[Data items]
>> begin

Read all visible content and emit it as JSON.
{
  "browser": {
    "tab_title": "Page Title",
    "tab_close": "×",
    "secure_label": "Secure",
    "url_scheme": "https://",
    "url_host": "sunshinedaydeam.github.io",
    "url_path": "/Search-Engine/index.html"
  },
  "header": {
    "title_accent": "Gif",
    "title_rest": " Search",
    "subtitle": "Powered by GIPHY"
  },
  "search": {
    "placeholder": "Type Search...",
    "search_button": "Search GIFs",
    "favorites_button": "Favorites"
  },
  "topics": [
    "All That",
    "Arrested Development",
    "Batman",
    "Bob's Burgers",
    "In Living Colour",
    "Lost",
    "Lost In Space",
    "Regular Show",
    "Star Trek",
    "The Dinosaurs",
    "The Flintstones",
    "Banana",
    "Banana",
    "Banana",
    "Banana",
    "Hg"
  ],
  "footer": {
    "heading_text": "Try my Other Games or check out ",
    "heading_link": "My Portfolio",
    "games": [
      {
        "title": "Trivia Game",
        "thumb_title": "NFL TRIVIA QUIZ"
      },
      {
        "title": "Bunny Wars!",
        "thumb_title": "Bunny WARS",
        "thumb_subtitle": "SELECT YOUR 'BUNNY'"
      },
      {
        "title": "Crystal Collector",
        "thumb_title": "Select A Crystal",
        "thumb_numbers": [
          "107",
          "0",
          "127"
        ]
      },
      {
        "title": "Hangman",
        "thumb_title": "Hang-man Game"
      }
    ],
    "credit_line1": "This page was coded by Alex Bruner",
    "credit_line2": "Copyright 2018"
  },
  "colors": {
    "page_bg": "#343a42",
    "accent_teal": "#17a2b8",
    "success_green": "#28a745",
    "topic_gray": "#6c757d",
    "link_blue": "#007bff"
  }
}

>> end

**WORK INSTRUCTIONS:** Nothing should be left out: repeat all of the data exactly.

**COMPLETED TASK:**
Read all visible content and emit it as JSON.
{
  "browser": {
    "tab_title": "Page Title",
    "tab_close": "×",
    "secure_label": "Secure",
    "url_scheme": "https://",
    "url_host": "sunshinedaydeam.github.io",
    "url_path": "/Search-Engine/index.html"
  },
  "header": {
    "title_accent": "Gif",
    "title_rest": " Search",
    "subtitle": "Powered by GIPHY"
  },
  "search": {
    "placeholder": "Type Search...",
    "search_button": "Search GIFs",
    "favorites_button": "Favorites"
  },
  "topics": [
    "All That",
    "Arrested Development",
    "Batman",
    "Bob's Burgers",
    "In Living Colour",
    "Lost",
    "Lost In Space",
    "Regular Show",
    "Star Trek",
    "The Dinosaurs",
    "The Flintstones",
    "Banana",
    "Banana",
    "Banana",
    "Banana",
    "Hg"
  ],
  "footer": {
    "heading_text": "Try my Other Games or check out ",
    "heading_link": "My Portfolio",
    "games": [
      {
        "title": "Trivia Game",
        "thumb_title": "NFL TRIVIA QUIZ"
      },
      {
        "title": "Bunny Wars!",
        "thumb_title": "Bunny WARS",
        "thumb_subtitle": "SELECT YOUR 'BUNNY'"
      },
      {
        "title": "Crystal Collector",
        "thumb_title": "Select A Crystal",
        "thumb_numbers": [
          "107",
          "0",
          "127"
        ]
      },
      {
        "title": "Hangman",
        "thumb_title": "Hang-man Game"
      }
    ],
    "credit_line1": "This page was coded by Alex Bruner",
    "credit_line2": "Copyright 2018"
  },
  "colors": {
    "page_bg": "#343a42",
    "accent_teal": "#17a2b8",
    "success_green": "#28a745",
    "topic_gray": "#6c757d",
    "link_blue": "#007bff"
  }
}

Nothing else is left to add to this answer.